REQUEST >> Pull out every line from the listing that has the word "panels".

RECORDS TO USE >>

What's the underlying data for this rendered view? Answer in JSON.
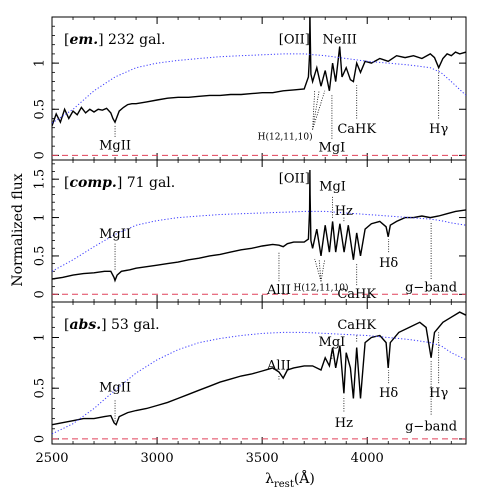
{
  "chart_data": {
    "type": "line",
    "layout": "three vertically stacked panels sharing the x axis",
    "xlabel_main": "λ",
    "xlabel_sub": "rest",
    "xlabel_unit": "(Å)",
    "ylabel": "Normalized flux",
    "xlim": [
      2500,
      4470
    ],
    "x_ticks": [
      2500,
      3000,
      3500,
      4000
    ],
    "colors": {
      "spectrum": "#000000",
      "template": "#3a3aff",
      "zero_line": "#e0405a"
    },
    "line_styles": {
      "template": "dotted",
      "zero_line": "dashed"
    },
    "panels": [
      {
        "id": "em",
        "label_type": "em.",
        "label_count": "232 gal.",
        "ylim": [
          -0.05,
          1.5
        ],
        "y_ticks": [
          0,
          0.5,
          1
        ],
        "y_tick_labels": [
          "0",
          "0.5",
          "1"
        ],
        "series": [
          {
            "role": "spectrum",
            "x": [
              2500,
              2520,
              2540,
              2560,
              2580,
              2600,
              2620,
              2640,
              2660,
              2680,
              2700,
              2720,
              2740,
              2760,
              2780,
              2790,
              2800,
              2810,
              2820,
              2840,
              2860,
              2880,
              2900,
              2950,
              3000,
              3050,
              3100,
              3150,
              3200,
              3250,
              3300,
              3350,
              3400,
              3450,
              3500,
              3550,
              3600,
              3650,
              3700,
              3720,
              3726,
              3727,
              3728,
              3732,
              3740,
              3760,
              3780,
              3800,
              3820,
              3835,
              3850,
              3869,
              3880,
              3900,
              3920,
              3934,
              3950,
              3968,
              3990,
              4020,
              4060,
              4100,
              4140,
              4180,
              4220,
              4260,
              4300,
              4320,
              4340,
              4360,
              4380,
              4400,
              4420,
              4440,
              4470
            ],
            "y": [
              0.32,
              0.45,
              0.36,
              0.5,
              0.4,
              0.48,
              0.44,
              0.52,
              0.46,
              0.5,
              0.47,
              0.5,
              0.49,
              0.51,
              0.46,
              0.4,
              0.36,
              0.42,
              0.48,
              0.52,
              0.55,
              0.56,
              0.56,
              0.58,
              0.6,
              0.62,
              0.63,
              0.63,
              0.64,
              0.65,
              0.65,
              0.66,
              0.66,
              0.67,
              0.68,
              0.68,
              0.7,
              0.71,
              0.72,
              0.85,
              1.1,
              1.58,
              1.4,
              0.88,
              0.8,
              0.95,
              0.75,
              0.92,
              0.7,
              1.0,
              0.8,
              1.18,
              0.85,
              0.95,
              0.82,
              0.8,
              1.0,
              0.9,
              1.02,
              1.0,
              1.05,
              1.02,
              1.08,
              1.06,
              1.08,
              1.05,
              1.1,
              1.06,
              0.95,
              1.05,
              1.1,
              1.08,
              1.12,
              1.1,
              1.12
            ]
          },
          {
            "role": "template",
            "x": [
              2500,
              2600,
              2700,
              2800,
              2900,
              3000,
              3100,
              3200,
              3300,
              3400,
              3500,
              3600,
              3700,
              3800,
              3900,
              4000,
              4100,
              4200,
              4300,
              4350,
              4400,
              4470
            ],
            "y": [
              0.35,
              0.5,
              0.7,
              0.85,
              0.95,
              1.0,
              1.03,
              1.05,
              1.07,
              1.08,
              1.09,
              1.1,
              1.1,
              1.08,
              1.05,
              1.02,
              1.0,
              0.98,
              0.95,
              0.9,
              0.8,
              0.65
            ]
          },
          {
            "role": "zero_line",
            "x": [
              2500,
              4470
            ],
            "y": [
              0,
              0
            ]
          }
        ],
        "annotations": [
          {
            "text": "[OII]",
            "x": 3727,
            "y_label": 1.25,
            "anchor": "end",
            "small": false,
            "has_line": false
          },
          {
            "text": "NeIII",
            "x": 3869,
            "y_label": 1.25,
            "anchor": "middle",
            "small": false,
            "has_line": false
          },
          {
            "text": "MgII",
            "x": 2800,
            "y_label": 0.1,
            "anchor": "middle",
            "small": false,
            "has_line": true,
            "line_from": 0.2,
            "line_to": 0.33
          },
          {
            "text": "H(12,11,10)",
            "x": 3740,
            "y_label": 0.2,
            "anchor": "end",
            "small": true,
            "has_line": true,
            "line_from": 0.28,
            "line_to": 0.7,
            "fan": [
              3750,
              3771,
              3798
            ]
          },
          {
            "text": "MgI",
            "x": 3832,
            "y_label": 0.08,
            "anchor": "middle",
            "small": false,
            "has_line": true,
            "line_from": 0.18,
            "line_to": 0.66
          },
          {
            "text": "CaHK",
            "x": 3950,
            "y_label": 0.28,
            "anchor": "middle",
            "small": false,
            "has_line": true,
            "line_from": 0.4,
            "line_to": 0.76
          },
          {
            "text": "Hγ",
            "x": 4340,
            "y_label": 0.28,
            "anchor": "middle",
            "small": false,
            "has_line": true,
            "line_from": 0.4,
            "line_to": 0.92
          }
        ]
      },
      {
        "id": "comp",
        "label_type": "comp.",
        "label_count": "71 gal.",
        "ylim": [
          -0.1,
          1.75
        ],
        "y_ticks": [
          0,
          0.5,
          1,
          1.5
        ],
        "y_tick_labels": [
          "0",
          "0.5",
          "1",
          "1.5"
        ],
        "series": [
          {
            "role": "spectrum",
            "x": [
              2500,
              2550,
              2600,
              2650,
              2700,
              2750,
              2780,
              2795,
              2800,
              2810,
              2830,
              2870,
              2900,
              2950,
              3000,
              3050,
              3100,
              3150,
              3200,
              3250,
              3300,
              3350,
              3400,
              3450,
              3500,
              3550,
              3580,
              3600,
              3620,
              3650,
              3700,
              3720,
              3726,
              3727,
              3728,
              3732,
              3740,
              3760,
              3780,
              3800,
              3820,
              3835,
              3850,
              3870,
              3890,
              3910,
              3934,
              3950,
              3968,
              3990,
              4020,
              4060,
              4090,
              4100,
              4110,
              4140,
              4180,
              4220,
              4260,
              4300,
              4340,
              4380,
              4420,
              4470
            ],
            "y": [
              0.2,
              0.22,
              0.25,
              0.27,
              0.28,
              0.3,
              0.3,
              0.22,
              0.18,
              0.25,
              0.3,
              0.32,
              0.34,
              0.36,
              0.38,
              0.4,
              0.42,
              0.45,
              0.47,
              0.5,
              0.52,
              0.55,
              0.58,
              0.6,
              0.63,
              0.65,
              0.64,
              0.62,
              0.66,
              0.68,
              0.68,
              0.72,
              1.1,
              1.62,
              1.3,
              0.7,
              0.6,
              0.85,
              0.5,
              0.9,
              0.55,
              0.95,
              0.55,
              0.92,
              0.55,
              0.9,
              0.45,
              0.8,
              0.5,
              0.85,
              0.92,
              0.95,
              0.88,
              0.75,
              0.9,
              0.95,
              1.0,
              1.0,
              1.02,
              1.0,
              1.02,
              1.05,
              1.08,
              1.1
            ]
          },
          {
            "role": "template",
            "x": [
              2500,
              2600,
              2700,
              2800,
              2900,
              3000,
              3100,
              3200,
              3300,
              3400,
              3500,
              3600,
              3700,
              3800,
              3900,
              4000,
              4100,
              4200,
              4300,
              4350,
              4400,
              4470
            ],
            "y": [
              0.3,
              0.45,
              0.62,
              0.78,
              0.9,
              0.96,
              1.0,
              1.02,
              1.04,
              1.05,
              1.06,
              1.07,
              1.08,
              1.08,
              1.06,
              1.04,
              1.02,
              1.0,
              0.98,
              0.96,
              0.93,
              0.9
            ]
          },
          {
            "role": "zero_line",
            "x": [
              2500,
              4470
            ],
            "y": [
              0,
              0
            ]
          }
        ],
        "annotations": [
          {
            "text": "[OII]",
            "x": 3727,
            "y_label": 1.5,
            "anchor": "end",
            "small": false,
            "has_line": false
          },
          {
            "text": "MgI",
            "x": 3835,
            "y_label": 1.4,
            "anchor": "middle",
            "small": false,
            "has_line": true,
            "line_from": 1.27,
            "line_to": 0.98
          },
          {
            "text": "Hz",
            "x": 3889,
            "y_label": 1.08,
            "anchor": "middle",
            "small": false,
            "has_line": true,
            "line_from": 1.0,
            "line_to": 0.95
          },
          {
            "text": "MgII",
            "x": 2800,
            "y_label": 0.78,
            "anchor": "middle",
            "small": false,
            "has_line": true,
            "line_from": 0.66,
            "line_to": 0.32
          },
          {
            "text": "Hδ",
            "x": 4102,
            "y_label": 0.4,
            "anchor": "middle",
            "small": false,
            "has_line": true,
            "line_from": 0.55,
            "line_to": 0.72
          },
          {
            "text": "g−band",
            "x": 4304,
            "y_label": 0.08,
            "anchor": "middle",
            "small": false,
            "has_line": true,
            "line_from": 0.2,
            "line_to": 0.95
          },
          {
            "text": "AlII",
            "x": 3580,
            "y_label": 0.05,
            "anchor": "middle",
            "small": false,
            "has_line": true,
            "line_from": 0.17,
            "line_to": 0.56
          },
          {
            "text": "H(12,11,10)",
            "x": 3780,
            "y_label": 0.08,
            "anchor": "middle",
            "small": true,
            "has_line": true,
            "line_from": 0.17,
            "line_to": 0.46,
            "fan": [
              3750,
              3771,
              3798
            ]
          },
          {
            "text": "CaHK",
            "x": 3950,
            "y_label": 0.0,
            "anchor": "middle",
            "small": false,
            "has_line": true,
            "line_from": 0.12,
            "line_to": 0.4
          }
        ]
      },
      {
        "id": "abs",
        "label_type": "abs.",
        "label_count": "53 gal.",
        "ylim": [
          -0.05,
          1.35
        ],
        "y_ticks": [
          0,
          0.5,
          1
        ],
        "y_tick_labels": [
          "0",
          "0.5",
          "1"
        ],
        "series": [
          {
            "role": "spectrum",
            "x": [
              2500,
              2550,
              2600,
              2650,
              2700,
              2750,
              2780,
              2795,
              2805,
              2820,
              2860,
              2900,
              2950,
              3000,
              3050,
              3100,
              3150,
              3200,
              3250,
              3300,
              3350,
              3400,
              3450,
              3500,
              3550,
              3580,
              3600,
              3620,
              3650,
              3700,
              3740,
              3780,
              3800,
              3820,
              3835,
              3850,
              3870,
              3889,
              3900,
              3920,
              3934,
              3950,
              3968,
              3990,
              4020,
              4060,
              4090,
              4100,
              4110,
              4150,
              4200,
              4250,
              4280,
              4304,
              4320,
              4360,
              4400,
              4440,
              4470
            ],
            "y": [
              0.14,
              0.16,
              0.18,
              0.2,
              0.2,
              0.22,
              0.23,
              0.16,
              0.14,
              0.22,
              0.26,
              0.28,
              0.3,
              0.33,
              0.36,
              0.4,
              0.44,
              0.48,
              0.52,
              0.56,
              0.59,
              0.62,
              0.64,
              0.67,
              0.7,
              0.66,
              0.6,
              0.68,
              0.7,
              0.72,
              0.72,
              0.68,
              0.8,
              0.72,
              0.9,
              0.7,
              0.92,
              0.45,
              0.85,
              0.7,
              0.4,
              0.9,
              0.4,
              0.95,
              1.0,
              1.02,
              0.95,
              0.7,
              0.95,
              1.05,
              1.1,
              1.15,
              1.1,
              0.8,
              1.05,
              1.15,
              1.2,
              1.25,
              1.22
            ]
          },
          {
            "role": "template",
            "x": [
              2500,
              2600,
              2700,
              2800,
              2900,
              3000,
              3100,
              3200,
              3300,
              3400,
              3500,
              3600,
              3700,
              3800,
              3900,
              4000,
              4100,
              4200,
              4300,
              4350,
              4400,
              4470
            ],
            "y": [
              0.05,
              0.15,
              0.3,
              0.48,
              0.65,
              0.78,
              0.88,
              0.95,
              0.99,
              1.02,
              1.04,
              1.05,
              1.05,
              1.04,
              1.03,
              1.02,
              1.0,
              0.98,
              0.95,
              0.92,
              0.85,
              0.78
            ]
          },
          {
            "role": "zero_line",
            "x": [
              2500,
              4470
            ],
            "y": [
              0,
              0
            ]
          }
        ],
        "annotations": [
          {
            "text": "CaHK",
            "x": 3950,
            "y_label": 1.12,
            "anchor": "middle",
            "small": false,
            "has_line": true,
            "line_from": 1.02,
            "line_to": 0.95
          },
          {
            "text": "MgI",
            "x": 3832,
            "y_label": 0.95,
            "anchor": "middle",
            "small": false,
            "has_line": true,
            "line_from": 0.85,
            "line_to": 0.78
          },
          {
            "text": "AlII",
            "x": 3580,
            "y_label": 0.72,
            "anchor": "middle",
            "small": false,
            "has_line": true,
            "line_from": 0.62,
            "line_to": 0.58
          },
          {
            "text": "MgII",
            "x": 2800,
            "y_label": 0.5,
            "anchor": "middle",
            "small": false,
            "has_line": true,
            "line_from": 0.38,
            "line_to": 0.17
          },
          {
            "text": "Hδ",
            "x": 4102,
            "y_label": 0.45,
            "anchor": "middle",
            "small": false,
            "has_line": true,
            "line_from": 0.55,
            "line_to": 0.68
          },
          {
            "text": "Hγ",
            "x": 4340,
            "y_label": 0.45,
            "anchor": "middle",
            "small": false,
            "has_line": true,
            "line_from": 0.55,
            "line_to": 1.05
          },
          {
            "text": "Hz",
            "x": 3889,
            "y_label": 0.15,
            "anchor": "middle",
            "small": false,
            "has_line": true,
            "line_from": 0.27,
            "line_to": 0.42
          },
          {
            "text": "g−band",
            "x": 4304,
            "y_label": 0.12,
            "anchor": "middle",
            "small": false,
            "has_line": true,
            "line_from": 0.24,
            "line_to": 0.78
          }
        ]
      }
    ]
  }
}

ANSWER >>
    "layout": "three vertically stacked panels sharing the x axis",
    "panels": [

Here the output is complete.